*Required work*
Where a line contains the string "Интернета", copy that line.

★ ★ ★ ★ ★

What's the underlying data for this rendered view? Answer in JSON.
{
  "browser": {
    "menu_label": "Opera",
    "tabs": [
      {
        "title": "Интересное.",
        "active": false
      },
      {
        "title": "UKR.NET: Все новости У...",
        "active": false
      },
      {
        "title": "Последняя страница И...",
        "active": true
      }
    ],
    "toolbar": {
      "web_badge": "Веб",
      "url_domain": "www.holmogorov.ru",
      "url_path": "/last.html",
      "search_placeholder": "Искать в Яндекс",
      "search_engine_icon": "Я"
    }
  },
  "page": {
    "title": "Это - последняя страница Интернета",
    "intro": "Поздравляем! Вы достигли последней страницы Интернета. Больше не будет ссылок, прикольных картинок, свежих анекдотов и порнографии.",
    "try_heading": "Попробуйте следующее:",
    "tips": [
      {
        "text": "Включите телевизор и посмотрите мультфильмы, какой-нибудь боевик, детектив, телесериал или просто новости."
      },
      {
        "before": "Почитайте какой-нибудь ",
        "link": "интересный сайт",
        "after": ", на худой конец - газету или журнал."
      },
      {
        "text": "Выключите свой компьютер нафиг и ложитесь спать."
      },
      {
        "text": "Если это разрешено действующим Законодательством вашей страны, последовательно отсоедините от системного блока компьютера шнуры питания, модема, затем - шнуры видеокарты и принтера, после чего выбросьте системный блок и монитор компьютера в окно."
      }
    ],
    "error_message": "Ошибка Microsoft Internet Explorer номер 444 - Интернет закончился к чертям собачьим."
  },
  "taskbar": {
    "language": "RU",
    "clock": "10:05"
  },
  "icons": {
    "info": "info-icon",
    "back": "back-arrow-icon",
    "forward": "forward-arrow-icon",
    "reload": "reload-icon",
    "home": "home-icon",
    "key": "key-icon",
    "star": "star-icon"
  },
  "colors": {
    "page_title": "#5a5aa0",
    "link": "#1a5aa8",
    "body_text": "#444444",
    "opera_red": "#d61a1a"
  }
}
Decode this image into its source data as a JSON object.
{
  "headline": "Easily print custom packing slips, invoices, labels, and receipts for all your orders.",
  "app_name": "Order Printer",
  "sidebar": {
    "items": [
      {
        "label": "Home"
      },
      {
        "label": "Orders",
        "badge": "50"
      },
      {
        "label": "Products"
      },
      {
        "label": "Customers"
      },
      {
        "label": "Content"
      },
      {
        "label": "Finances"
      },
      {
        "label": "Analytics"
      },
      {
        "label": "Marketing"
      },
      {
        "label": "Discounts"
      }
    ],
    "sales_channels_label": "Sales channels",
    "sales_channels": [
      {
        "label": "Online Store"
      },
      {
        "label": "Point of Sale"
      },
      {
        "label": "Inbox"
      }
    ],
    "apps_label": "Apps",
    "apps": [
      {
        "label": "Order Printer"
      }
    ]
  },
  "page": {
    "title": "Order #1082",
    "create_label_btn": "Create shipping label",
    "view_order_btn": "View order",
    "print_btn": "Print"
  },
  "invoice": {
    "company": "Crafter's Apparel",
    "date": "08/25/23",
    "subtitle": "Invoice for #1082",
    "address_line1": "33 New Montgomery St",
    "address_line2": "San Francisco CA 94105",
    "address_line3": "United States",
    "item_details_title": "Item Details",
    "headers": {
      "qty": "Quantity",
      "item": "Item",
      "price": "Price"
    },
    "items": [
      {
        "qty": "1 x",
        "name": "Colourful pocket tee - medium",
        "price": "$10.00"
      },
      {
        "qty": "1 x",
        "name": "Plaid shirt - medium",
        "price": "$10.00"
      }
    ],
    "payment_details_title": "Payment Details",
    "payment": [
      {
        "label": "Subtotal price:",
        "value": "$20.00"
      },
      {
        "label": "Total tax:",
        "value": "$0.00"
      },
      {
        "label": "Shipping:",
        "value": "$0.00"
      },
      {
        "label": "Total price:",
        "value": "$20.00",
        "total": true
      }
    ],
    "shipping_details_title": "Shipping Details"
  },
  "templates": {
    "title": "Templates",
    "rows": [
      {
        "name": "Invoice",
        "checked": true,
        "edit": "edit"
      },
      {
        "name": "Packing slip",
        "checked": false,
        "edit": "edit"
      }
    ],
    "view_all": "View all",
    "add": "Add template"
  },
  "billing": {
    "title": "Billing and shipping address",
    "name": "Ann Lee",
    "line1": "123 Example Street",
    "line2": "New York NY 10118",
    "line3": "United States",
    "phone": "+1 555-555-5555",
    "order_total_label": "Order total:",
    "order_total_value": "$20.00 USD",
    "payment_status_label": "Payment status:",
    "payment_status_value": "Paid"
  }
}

★ ★ ★ ★ ★

*Output of the exercise*
    "title": "Это - последняя страница Интернета",
    "intro": "Поздравляем! Вы достигли последней страницы Интернета. Больше не будет ссылок, прикольных картинок, свежих анекдотов и порнографии.",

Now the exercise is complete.